_THE PROBLEM:_
Reproduce verbatim everything in the X11 remote display text below, from "Assuming you have" down to "your local machine.".

-- Start of SOURCE TEXT --

There are several ways to have X11 applications running on remote machines to display on your local desktop. These methods are described below in order from most secure to least secure. Any or all of these methods can be used simultaneously. In fact, we recommend using the most secure method (SSH tunnelling) by default, and using the less secure methods for particular applications only if display performance is a problem.

A note on terminology: In X land, the X “client” is the application, and the X “server” is the software managing your local display, even though in context of running applications remotely, we tend to call our local machine a “client” and the remote machine a “server”. This document will use this accepted terminology because it is precise (the X server is providing access to the local display as a service, the remote machine is providing a platform to run applications as a service), but additional descriptive info will be provided throughout to minimize confusion.

In this document, the remote machine is assumed to be a UNIX/Linux-based system.

SSH tunnelling (most secure).

This method works by tunnelling all X traffic through your SSH connection. As far as the X server (your display) is concerned, X traffic will appear on the local side of the SSH connection, looking like it is coming from the local (desktop) machine, even though the X traffic originated from an X application running on the remote machine. Moreover, this traffic will be encrypted, thereby protecting private info you might potentially send through the X interface (by typing passwords, for example). This has the further benefit of working through firewalls that are set up to allow only “trusted” ports through (ssh, for example). Windows systems running X display software may encounter a significant performance penalty when using the SSH tunnelling/encryption method. However, the penalty is minimal when your display machine is a Linux/UNIX system. If you encounter major performance degradation, consider the XAuth method below.

Do the following to set up SSH tunnelling:

On Windows using F-Secure SSH/X-Win32:

Assuming you have enabled X11 tunneling in your F-Secure SSH profile and added “localhost” to your XHost list in X-Win32 (as described in HOWTO: Display Graphics from Golgi using X-Win32 on Windows), just starting X-Win32 will suffice. Now any graphical application run on the remote machine through the secure shell should display on your local machine.

-- End of SOURCE TEXT --
-- Start of RECORD LIST --

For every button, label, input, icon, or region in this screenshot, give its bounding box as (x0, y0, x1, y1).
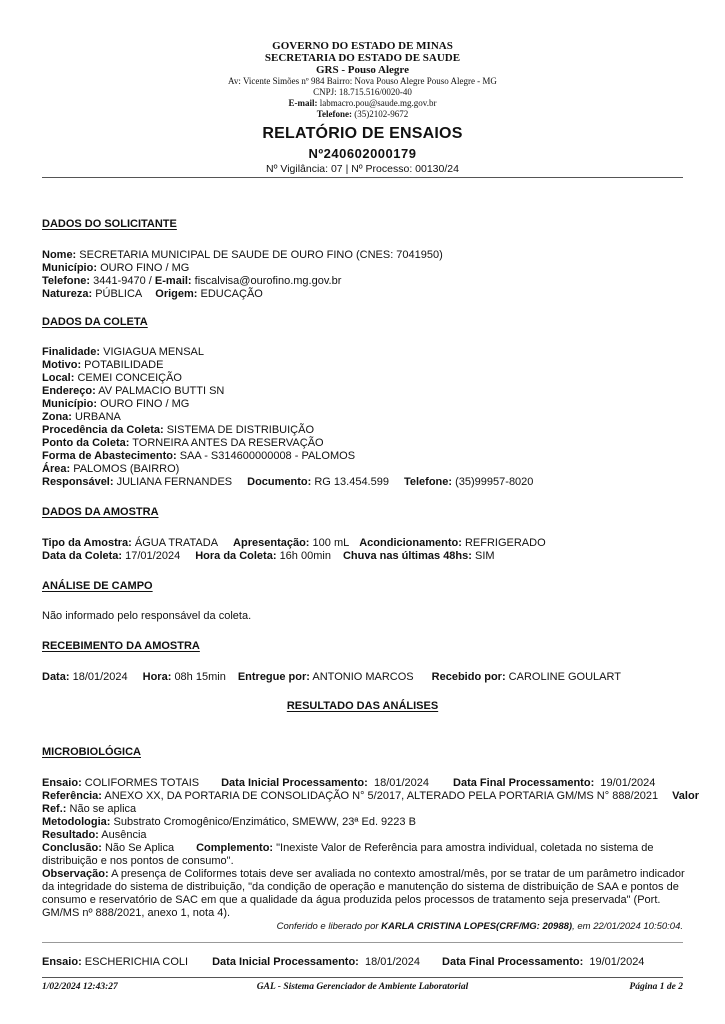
value: 16h 00min (280, 550, 331, 562)
header-email-label: E-mail: (289, 98, 318, 108)
value: 18/01/2024 (73, 671, 128, 683)
value: SIM (475, 550, 495, 562)
coleta-area: Área: PALOMOS (BAIRRO) (42, 463, 179, 476)
section-solicitante-heading: DADOS DO SOLICITANTE (42, 218, 177, 230)
coleta-municipio: Município: OURO FINO / MG (42, 398, 189, 411)
value: (35)99957-8020 (455, 476, 533, 488)
label: Entregue por: (238, 671, 310, 683)
section-microbiologica-heading: MICROBIOLÓGICA (42, 746, 141, 758)
ensaio-1-referencia: Referência: ANEXO XX, DA PORTARIA DE CON… (42, 790, 699, 803)
ensaio-1-conferido: Conferido e liberado por KARLA CRISTINA … (277, 921, 683, 932)
value: 18/01/2024 (374, 777, 429, 789)
label: Data da Coleta: (42, 550, 122, 562)
label: Origem: (155, 288, 197, 300)
section-amostra-heading: DADOS DA AMOSTRA (42, 506, 159, 518)
coleta-zona: Zona: URBANA (42, 411, 121, 424)
value: POTABILIDADE (84, 359, 163, 371)
value: SAA - S314600000008 - PALOMOS (180, 450, 355, 462)
value: AV PALMACIO BUTTI SN (98, 385, 224, 397)
footer-page: Página 1 de 2 (629, 982, 683, 992)
header-phone-value: (35)2102-9672 (354, 109, 408, 119)
value: SECRETARIA MUNICIPAL DE SAUDE DE OURO FI… (79, 249, 443, 261)
label: Responsável: (42, 476, 114, 488)
label: Data: (42, 671, 70, 683)
value: ÁGUA TRATADA (135, 537, 218, 549)
label: Procedência da Coleta: (42, 424, 164, 436)
value: 19/01/2024 (589, 956, 644, 968)
value: JULIANA FERNANDES (117, 476, 233, 488)
label: Observação: (42, 868, 109, 880)
section-campo-heading: ANÁLISE DE CAMPO (42, 580, 153, 592)
label: Natureza: (42, 288, 92, 300)
label: Motivo: (42, 359, 81, 371)
amostra-data: Data da Coleta: 17/01/2024Hora da Coleta… (42, 550, 495, 563)
value: VIGIAGUA MENSAL (103, 346, 204, 358)
label: Resultado: (42, 829, 99, 841)
header-address: Av: Vicente Simões nº 984 Bairro: Nova P… (0, 76, 725, 87)
label: Valor (672, 790, 699, 802)
header-email: E-mail: labmacro.pou@saude.mg.gov.br (0, 98, 725, 109)
header-email-value: labmacro.pou@saude.mg.gov.br (320, 98, 437, 108)
solicitante-natureza: Natureza: PÚBLICAOrigem: EDUCAÇÃO (42, 288, 263, 301)
coleta-motivo: Motivo: POTABILIDADE (42, 359, 163, 372)
coleta-endereco: Endereço: AV PALMACIO BUTTI SN (42, 385, 224, 398)
label: Ensaio: (42, 956, 82, 968)
value: Não Se Aplica (105, 842, 174, 854)
ensaio-1-resultado: Resultado: Ausência (42, 829, 147, 842)
coleta-responsavel: Responsável: JULIANA FERNANDESDocumento:… (42, 476, 533, 489)
value: A presença de Coliformes totais deve ser… (42, 868, 685, 919)
recebimento-line: Data: 18/01/2024Hora: 08h 15minEntregue … (42, 671, 621, 684)
value: fiscalvisa@ourofino.mg.gov.br (195, 275, 342, 287)
value: ESCHERICHIA COLI (85, 956, 188, 968)
ensaio-1-line: Ensaio: COLIFORMES TOTAISData Inicial Pr… (42, 777, 655, 790)
header-grs: GRS - Pouso Alegre (0, 64, 725, 76)
label: Endereço: (42, 385, 96, 397)
ensaio-divider (42, 942, 683, 943)
value: ANTONIO MARCOS (312, 671, 413, 683)
report-subtitle: Nº Vigilância: 07 | Nº Processo: 00130/2… (0, 163, 725, 175)
value: COLIFORMES TOTAIS (85, 777, 199, 789)
section-coleta-heading: DADOS DA COLETA (42, 316, 148, 328)
solicitante-telefone: Telefone: 3441-9470 / E-mail: fiscalvisa… (42, 275, 341, 288)
label: Área: (42, 463, 70, 475)
value: 18/01/2024 (365, 956, 420, 968)
report-title: RELATÓRIO DE ENSAIOS (0, 125, 725, 143)
value: Ausência (101, 829, 146, 841)
conferido-name: KARLA CRISTINA LOPES(CRF/MG: 20988) (381, 921, 572, 932)
value: EDUCAÇÃO (201, 288, 263, 300)
header-phone-label: Telefone: (317, 109, 352, 119)
value: PÚBLICA (95, 288, 142, 300)
label: Apresentação: (233, 537, 309, 549)
label: Hora: (143, 671, 172, 683)
ensaio-1-ref: Ref.: Não se aplica (42, 803, 136, 816)
section-resultado-heading: RESULTADO DAS ANÁLISES (0, 700, 725, 712)
coleta-ponto: Ponto da Coleta: TORNEIRA ANTES DA RESER… (42, 437, 324, 450)
conferido-suffix: , em 22/01/2024 10:50:04. (572, 921, 683, 932)
value: TORNEIRA ANTES DA RESERVAÇÃO (132, 437, 323, 449)
coleta-procedencia: Procedência da Coleta: SISTEMA DE DISTRI… (42, 424, 314, 437)
header-cnpj: CNPJ: 18.715.516/0020-40 (0, 87, 725, 98)
label: Referência: (42, 790, 102, 802)
header-phone: Telefone: (35)2102-9672 (0, 109, 725, 120)
ensaio-2-line: Ensaio: ESCHERICHIA COLIData Inicial Pro… (42, 956, 644, 969)
value: 08h 15min (174, 671, 225, 683)
solicitante-nome: Nome: SECRETARIA MUNICIPAL DE SAUDE DE O… (42, 249, 443, 262)
label: Município: (42, 262, 97, 274)
value: CEMEI CONCEIÇÃO (77, 372, 182, 384)
report-page: GOVERNO DO ESTADO DE MINAS SECRETARIA DO… (0, 0, 725, 1024)
value: 100 mL (313, 537, 350, 549)
label: Local: (42, 372, 74, 384)
label: Recebido por: (432, 671, 506, 683)
label: Data Final Processamento: (442, 956, 583, 968)
value: OURO FINO / MG (100, 398, 189, 410)
value: PALOMOS (BAIRRO) (73, 463, 179, 475)
ensaio-1-metodologia: Metodologia: Substrato Cromogênico/Enzim… (42, 816, 416, 829)
label: Complemento: (196, 842, 273, 854)
conferido-prefix: Conferido e liberado por (277, 921, 379, 932)
label: Metodologia: (42, 816, 110, 828)
label: Zona: (42, 411, 72, 423)
footer-divider (42, 977, 683, 978)
value: OURO FINO / MG (100, 262, 189, 274)
label: Município: (42, 398, 97, 410)
label: Ponto da Coleta: (42, 437, 129, 449)
label: Data Final Processamento: (453, 777, 594, 789)
value: Não se aplica (70, 803, 137, 815)
value: ANEXO XX, DA PORTARIA DE CONSOLIDAÇÃO N°… (104, 790, 658, 802)
label: Chuva nas últimas 48hs: (343, 550, 472, 562)
label: Data Inicial Processamento: (212, 956, 359, 968)
label: Tipo da Amostra: (42, 537, 132, 549)
value: REFRIGERADO (465, 537, 546, 549)
value: SISTEMA DE DISTRIBUIÇÃO (167, 424, 314, 436)
ensaio-1-observacao: Observação: A presença de Coliformes tot… (42, 868, 687, 920)
label: Nome: (42, 249, 76, 261)
coleta-finalidade: Finalidade: VIGIAGUA MENSAL (42, 346, 204, 359)
label: E-mail: (155, 275, 192, 287)
label: Data Inicial Processamento: (221, 777, 368, 789)
amostra-tipo: Tipo da Amostra: ÁGUA TRATADAApresentaçã… (42, 537, 546, 550)
label: Telefone: (42, 275, 90, 287)
footer-system: GAL - Sistema Gerenciador de Ambiente La… (0, 982, 725, 992)
label: Acondicionamento: (359, 537, 462, 549)
value: CAROLINE GOULART (509, 671, 621, 683)
header-gov: GOVERNO DO ESTADO DE MINAS (0, 40, 725, 52)
label: Hora da Coleta: (195, 550, 276, 562)
header-secretaria: SECRETARIA DO ESTADO DE SAUDE (0, 52, 725, 64)
ensaio-1-conclusao: Conclusão: Não Se AplicaComplemento: "In… (42, 842, 687, 868)
label: Forma de Abastecimento: (42, 450, 177, 462)
coleta-forma: Forma de Abastecimento: SAA - S314600000… (42, 450, 355, 463)
label: Conclusão: (42, 842, 102, 854)
label: Finalidade: (42, 346, 100, 358)
campo-text: Não informado pelo responsável da coleta… (42, 610, 251, 623)
value: 19/01/2024 (600, 777, 655, 789)
solicitante-municipio: Município: OURO FINO / MG (42, 262, 189, 275)
label: Documento: (247, 476, 311, 488)
value: RG 13.454.599 (314, 476, 389, 488)
label: Ensaio: (42, 777, 82, 789)
header-divider (42, 177, 683, 178)
value: Substrato Cromogênico/Enzimático, SMEWW,… (114, 816, 416, 828)
label: Telefone: (404, 476, 452, 488)
value: 3441-9470 / (93, 275, 152, 287)
section-recebimento-heading: RECEBIMENTO DA AMOSTRA (42, 640, 200, 652)
label: Ref.: (42, 803, 66, 815)
coleta-local: Local: CEMEI CONCEIÇÃO (42, 372, 182, 385)
report-number: Nº240602000179 (0, 146, 725, 161)
value: URBANA (75, 411, 121, 423)
value: 17/01/2024 (125, 550, 180, 562)
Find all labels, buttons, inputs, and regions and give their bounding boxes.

-- End of RECORD LIST --

_RESULT:_
Assuming you have enabled X11 tunneling in your F-Secure SSH profile and added “localhost” to your XHost list in X-Win32 (as described in HOWTO: Display Graphics from Golgi using X-Win32 on Windows), just starting X-Win32 will suffice. Now any graphical application run on the remote machine through the secure shell should display on your local machine.